> _The request_
Count lines with "sectors" in them. Report only the total.

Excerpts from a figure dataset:
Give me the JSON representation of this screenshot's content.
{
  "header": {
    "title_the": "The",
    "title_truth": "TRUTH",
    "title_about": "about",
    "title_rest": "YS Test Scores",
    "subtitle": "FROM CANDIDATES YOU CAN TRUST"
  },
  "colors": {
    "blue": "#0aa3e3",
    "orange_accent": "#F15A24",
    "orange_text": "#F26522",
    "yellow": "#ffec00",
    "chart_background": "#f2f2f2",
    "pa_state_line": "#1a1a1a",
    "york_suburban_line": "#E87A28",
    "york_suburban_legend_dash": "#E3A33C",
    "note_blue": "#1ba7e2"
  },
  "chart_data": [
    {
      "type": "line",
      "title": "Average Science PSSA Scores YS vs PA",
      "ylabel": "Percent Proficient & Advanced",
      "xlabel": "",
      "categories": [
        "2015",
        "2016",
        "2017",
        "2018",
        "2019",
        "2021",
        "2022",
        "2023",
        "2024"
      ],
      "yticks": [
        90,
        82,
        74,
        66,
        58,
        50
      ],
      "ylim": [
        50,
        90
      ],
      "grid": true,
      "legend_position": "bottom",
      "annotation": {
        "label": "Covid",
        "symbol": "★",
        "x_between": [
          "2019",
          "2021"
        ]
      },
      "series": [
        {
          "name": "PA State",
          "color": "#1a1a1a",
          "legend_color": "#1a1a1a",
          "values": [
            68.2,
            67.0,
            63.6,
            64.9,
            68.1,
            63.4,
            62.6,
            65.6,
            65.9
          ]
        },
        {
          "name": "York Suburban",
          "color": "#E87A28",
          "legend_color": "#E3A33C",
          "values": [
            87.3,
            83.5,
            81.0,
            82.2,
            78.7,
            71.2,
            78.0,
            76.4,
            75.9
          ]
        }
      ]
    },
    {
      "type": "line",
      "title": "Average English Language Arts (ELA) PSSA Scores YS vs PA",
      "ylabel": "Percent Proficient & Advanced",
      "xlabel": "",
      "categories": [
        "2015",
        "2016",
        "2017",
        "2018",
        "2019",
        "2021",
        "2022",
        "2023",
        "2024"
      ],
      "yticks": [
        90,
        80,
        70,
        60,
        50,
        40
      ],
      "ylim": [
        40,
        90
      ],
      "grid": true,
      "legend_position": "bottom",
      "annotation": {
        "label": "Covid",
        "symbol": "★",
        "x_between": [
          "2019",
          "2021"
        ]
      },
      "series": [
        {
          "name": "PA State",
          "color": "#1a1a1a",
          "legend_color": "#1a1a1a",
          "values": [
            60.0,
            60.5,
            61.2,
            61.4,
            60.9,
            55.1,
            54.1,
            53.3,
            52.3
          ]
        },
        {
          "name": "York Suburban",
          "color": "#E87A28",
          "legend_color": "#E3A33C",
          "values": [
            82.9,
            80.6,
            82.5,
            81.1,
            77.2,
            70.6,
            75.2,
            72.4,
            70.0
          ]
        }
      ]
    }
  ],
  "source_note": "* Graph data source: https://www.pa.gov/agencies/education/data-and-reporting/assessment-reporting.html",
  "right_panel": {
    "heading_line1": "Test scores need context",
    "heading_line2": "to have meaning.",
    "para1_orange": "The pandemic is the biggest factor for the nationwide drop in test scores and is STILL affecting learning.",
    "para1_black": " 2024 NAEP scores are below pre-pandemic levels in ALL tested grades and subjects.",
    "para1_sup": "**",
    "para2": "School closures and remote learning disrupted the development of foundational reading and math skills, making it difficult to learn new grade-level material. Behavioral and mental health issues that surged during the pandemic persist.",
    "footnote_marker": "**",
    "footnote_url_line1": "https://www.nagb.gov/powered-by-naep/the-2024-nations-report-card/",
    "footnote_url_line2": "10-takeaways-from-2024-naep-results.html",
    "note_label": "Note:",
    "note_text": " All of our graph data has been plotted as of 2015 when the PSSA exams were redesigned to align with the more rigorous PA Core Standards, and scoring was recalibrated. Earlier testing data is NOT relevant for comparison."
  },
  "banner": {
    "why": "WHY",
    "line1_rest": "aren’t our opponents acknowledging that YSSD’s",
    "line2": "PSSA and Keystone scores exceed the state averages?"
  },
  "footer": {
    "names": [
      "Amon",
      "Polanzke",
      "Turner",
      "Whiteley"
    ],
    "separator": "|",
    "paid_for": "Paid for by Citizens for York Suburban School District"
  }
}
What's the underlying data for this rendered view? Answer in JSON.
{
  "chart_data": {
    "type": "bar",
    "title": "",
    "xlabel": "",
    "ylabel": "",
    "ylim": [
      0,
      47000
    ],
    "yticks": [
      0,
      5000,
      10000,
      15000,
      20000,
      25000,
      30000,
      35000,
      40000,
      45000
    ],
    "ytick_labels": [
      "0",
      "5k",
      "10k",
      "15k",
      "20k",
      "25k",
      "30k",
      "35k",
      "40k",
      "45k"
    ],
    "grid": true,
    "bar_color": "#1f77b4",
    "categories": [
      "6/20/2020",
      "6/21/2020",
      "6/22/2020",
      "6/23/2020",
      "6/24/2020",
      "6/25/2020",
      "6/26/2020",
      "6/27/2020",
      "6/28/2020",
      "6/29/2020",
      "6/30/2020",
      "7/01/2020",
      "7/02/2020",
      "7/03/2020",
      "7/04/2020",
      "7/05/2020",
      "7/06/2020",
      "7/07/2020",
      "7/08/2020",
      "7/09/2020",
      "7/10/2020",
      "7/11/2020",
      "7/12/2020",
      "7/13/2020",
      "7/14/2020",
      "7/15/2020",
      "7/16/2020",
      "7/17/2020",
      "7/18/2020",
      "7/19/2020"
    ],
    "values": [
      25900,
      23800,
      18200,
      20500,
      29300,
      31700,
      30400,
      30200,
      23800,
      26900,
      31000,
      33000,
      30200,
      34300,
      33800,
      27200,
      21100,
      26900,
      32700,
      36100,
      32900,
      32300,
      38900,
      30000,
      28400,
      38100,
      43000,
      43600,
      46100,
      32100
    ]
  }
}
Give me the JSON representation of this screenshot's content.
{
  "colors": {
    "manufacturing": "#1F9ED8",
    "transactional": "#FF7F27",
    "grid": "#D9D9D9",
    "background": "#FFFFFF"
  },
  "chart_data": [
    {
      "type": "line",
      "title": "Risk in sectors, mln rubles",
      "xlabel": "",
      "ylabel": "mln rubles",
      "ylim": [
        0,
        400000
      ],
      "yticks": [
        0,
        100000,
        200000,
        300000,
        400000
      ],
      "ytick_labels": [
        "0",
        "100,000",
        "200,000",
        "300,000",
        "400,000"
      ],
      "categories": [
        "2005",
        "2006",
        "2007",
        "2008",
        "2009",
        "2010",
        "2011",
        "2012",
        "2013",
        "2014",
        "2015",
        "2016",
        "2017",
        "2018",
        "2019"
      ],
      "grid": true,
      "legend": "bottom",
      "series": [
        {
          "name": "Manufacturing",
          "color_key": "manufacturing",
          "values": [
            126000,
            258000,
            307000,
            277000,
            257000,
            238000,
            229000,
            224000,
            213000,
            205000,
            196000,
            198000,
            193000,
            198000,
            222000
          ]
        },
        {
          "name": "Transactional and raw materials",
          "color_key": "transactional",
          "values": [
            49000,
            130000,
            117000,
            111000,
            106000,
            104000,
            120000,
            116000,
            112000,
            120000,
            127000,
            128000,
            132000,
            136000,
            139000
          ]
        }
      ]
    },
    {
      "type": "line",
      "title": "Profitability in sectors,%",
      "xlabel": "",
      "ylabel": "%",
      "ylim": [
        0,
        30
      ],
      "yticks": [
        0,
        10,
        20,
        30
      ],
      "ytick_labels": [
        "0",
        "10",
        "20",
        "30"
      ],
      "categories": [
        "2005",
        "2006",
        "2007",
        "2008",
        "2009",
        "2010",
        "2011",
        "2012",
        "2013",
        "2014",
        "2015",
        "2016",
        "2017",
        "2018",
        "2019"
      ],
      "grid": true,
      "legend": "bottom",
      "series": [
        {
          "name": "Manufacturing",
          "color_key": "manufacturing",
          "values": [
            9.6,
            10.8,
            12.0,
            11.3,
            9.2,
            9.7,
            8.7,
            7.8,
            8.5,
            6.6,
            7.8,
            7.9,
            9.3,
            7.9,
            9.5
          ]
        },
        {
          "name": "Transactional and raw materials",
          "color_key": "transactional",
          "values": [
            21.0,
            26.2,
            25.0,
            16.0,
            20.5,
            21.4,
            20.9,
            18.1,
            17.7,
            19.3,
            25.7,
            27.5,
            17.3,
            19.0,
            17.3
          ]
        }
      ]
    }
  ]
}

> _Solution to this problem_
2